======== Supplied entries ========

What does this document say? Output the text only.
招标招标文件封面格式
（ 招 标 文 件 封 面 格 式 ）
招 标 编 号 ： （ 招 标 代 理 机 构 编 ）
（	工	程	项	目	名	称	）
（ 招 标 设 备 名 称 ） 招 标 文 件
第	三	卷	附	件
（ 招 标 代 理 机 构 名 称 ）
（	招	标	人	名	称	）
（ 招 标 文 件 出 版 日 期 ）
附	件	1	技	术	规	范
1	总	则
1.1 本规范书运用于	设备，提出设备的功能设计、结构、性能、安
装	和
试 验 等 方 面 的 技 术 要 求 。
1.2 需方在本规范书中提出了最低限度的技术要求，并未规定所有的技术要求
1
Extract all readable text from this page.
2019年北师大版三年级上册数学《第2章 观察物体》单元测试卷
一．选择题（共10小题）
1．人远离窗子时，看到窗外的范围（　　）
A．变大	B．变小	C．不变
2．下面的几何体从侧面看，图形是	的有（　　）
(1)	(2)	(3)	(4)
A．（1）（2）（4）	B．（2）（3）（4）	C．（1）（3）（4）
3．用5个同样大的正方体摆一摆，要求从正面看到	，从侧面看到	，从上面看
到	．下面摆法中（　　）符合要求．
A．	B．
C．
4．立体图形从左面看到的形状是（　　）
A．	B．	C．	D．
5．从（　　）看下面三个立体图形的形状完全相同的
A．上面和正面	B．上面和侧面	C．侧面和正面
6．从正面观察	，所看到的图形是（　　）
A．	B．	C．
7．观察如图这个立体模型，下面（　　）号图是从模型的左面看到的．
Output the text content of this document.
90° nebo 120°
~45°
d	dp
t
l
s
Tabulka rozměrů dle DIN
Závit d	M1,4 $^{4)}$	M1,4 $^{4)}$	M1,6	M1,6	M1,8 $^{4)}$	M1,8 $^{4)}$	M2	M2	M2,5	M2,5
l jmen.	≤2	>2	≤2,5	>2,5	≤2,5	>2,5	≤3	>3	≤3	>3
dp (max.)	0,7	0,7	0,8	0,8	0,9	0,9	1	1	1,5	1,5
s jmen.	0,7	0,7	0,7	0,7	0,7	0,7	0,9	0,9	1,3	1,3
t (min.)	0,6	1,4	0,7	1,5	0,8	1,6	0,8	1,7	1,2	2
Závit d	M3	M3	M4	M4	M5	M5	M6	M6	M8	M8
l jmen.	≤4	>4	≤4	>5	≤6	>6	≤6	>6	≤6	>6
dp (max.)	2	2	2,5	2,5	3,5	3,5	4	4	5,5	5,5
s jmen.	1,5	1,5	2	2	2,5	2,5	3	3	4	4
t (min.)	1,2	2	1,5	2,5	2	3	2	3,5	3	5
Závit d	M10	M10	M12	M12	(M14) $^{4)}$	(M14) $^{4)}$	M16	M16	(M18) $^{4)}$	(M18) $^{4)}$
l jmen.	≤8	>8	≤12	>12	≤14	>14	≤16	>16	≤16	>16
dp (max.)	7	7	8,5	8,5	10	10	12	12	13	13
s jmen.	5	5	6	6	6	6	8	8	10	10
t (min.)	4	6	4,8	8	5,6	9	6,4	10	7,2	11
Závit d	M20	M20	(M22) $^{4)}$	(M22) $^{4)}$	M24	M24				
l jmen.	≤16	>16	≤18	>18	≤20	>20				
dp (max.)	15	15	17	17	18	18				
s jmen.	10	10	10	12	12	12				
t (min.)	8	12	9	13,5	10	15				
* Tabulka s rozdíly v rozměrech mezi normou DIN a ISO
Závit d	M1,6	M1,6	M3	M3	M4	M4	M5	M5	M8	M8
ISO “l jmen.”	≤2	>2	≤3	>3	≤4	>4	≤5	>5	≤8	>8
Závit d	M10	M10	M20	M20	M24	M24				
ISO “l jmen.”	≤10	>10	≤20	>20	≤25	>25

========

> [Brief]: Reproduce the records above exactly as they appear.

> [Response to this task]:
What does this document say? Output the text only.
招标招标文件封面格式
（ 招 标 文 件 封 面 格 式 ）
招 标 编 号 ： （ 招 标 代 理 机 构 编 ）
（	工	程	项	目	名	称	）
（ 招 标 设 备 名 称 ） 招 标 文 件
第	三	卷	附	件
（ 招 标 代 理 机 构 名 称 ）
（	招	标	人	名	称	）
（ 招 标 文 件 出 版 日 期 ）
附	件	1	技	术	规	范
1	总	则
1.1 本规范书运用于	设备，提出设备的功能设计、结构、性能、安
装	和
试 验 等 方 面 的 技 术 要 求 。
1.2 需方在本规范书中提出了最低限度的技术要求，并未规定所有的技术要求
1
Extract all readable text from this page.
2019年北师大版三年级上册数学《第2章 观察物体》单元测试卷
一．选择题（共10小题）
1．人远离窗子时，看到窗外的范围（　　）
A．变大	B．变小	C．不变
2．下面的几何体从侧面看，图形是	的有（　　）
(1)	(2)	(3)	(4)
A．（1）（2）（4）	B．（2）（3）（4）	C．（1）（3）（4）
3．用5个同样大的正方体摆一摆，要求从正面看到	，从侧面看到	，从上面看
到	．下面摆法中（　　）符合要求．
A．	B．
C．
4．立体图形从左面看到的形状是（　　）
A．	B．	C．	D．
5．从（　　）看下面三个立体图形的形状完全相同的
A．上面和正面	B．上面和侧面	C．侧面和正面
6．从正面观察	，所看到的图形是（　　）
A．	B．	C．
7．观察如图这个立体模型，下面（　　）号图是从模型的左面看到的．
Output the text content of this document.
90° nebo 120°
~45°
d	dp
t
l
s
Tabulka rozměrů dle DIN
Závit d	M1,4 $^{4)}$	M1,4 $^{4)}$	M1,6	M1,6	M1,8 $^{4)}$	M1,8 $^{4)}$	M2	M2	M2,5	M2,5
l jmen.	≤2	>2	≤2,5	>2,5	≤2,5	>2,5	≤3	>3	≤3	>3
dp (max.)	0,7	0,7	0,8	0,8	0,9	0,9	1	1	1,5	1,5
s jmen.	0,7	0,7	0,7	0,7	0,7	0,7	0,9	0,9	1,3	1,3
t (min.)	0,6	1,4	0,7	1,5	0,8	1,6	0,8	1,7	1,2	2
Závit d	M3	M3	M4	M4	M5	M5	M6	M6	M8	M8
l jmen.	≤4	>4	≤4	>5	≤6	>6	≤6	>6	≤6	>6
dp (max.)	2	2	2,5	2,5	3,5	3,5	4	4	5,5	5,5
s jmen.	1,5	1,5	2	2	2,5	2,5	3	3	4	4
t (min.)	1,2	2	1,5	2,5	2	3	2	3,5	3	5
Závit d	M10	M10	M12	M12	(M14) $^{4)}$	(M14) $^{4)}$	M16	M16	(M18) $^{4)}$	(M18) $^{4)}$
l jmen.	≤8	>8	≤12	>12	≤14	>14	≤16	>16	≤16	>16
dp (max.)	7	7	8,5	8,5	10	10	12	12	13	13
s jmen.	5	5	6	6	6	6	8	8	10	10
t (min.)	4	6	4,8	8	5,6	9	6,4	10	7,2	11
Závit d	M20	M20	(M22) $^{4)}$	(M22) $^{4)}$	M24	M24				
l jmen.	≤16	>16	≤18	>18	≤20	>20				
dp (max.)	15	15	17	17	18	18				
s jmen.	10	10	10	12	12	12				
t (min.)	8	12	9	13,5	10	15				
* Tabulka s rozdíly v rozměrech mezi normou DIN a ISO
Závit d	M1,6	M1,6	M3	M3	M4	M4	M5	M5	M8	M8
ISO “l jmen.”	≤2	>2	≤3	>3	≤4	>4	≤5	>5	≤8	>8
Závit d	M10	M10	M20	M20	M24	M24				
ISO “l jmen.”	≤10	>10	≤20	>20	≤25	>25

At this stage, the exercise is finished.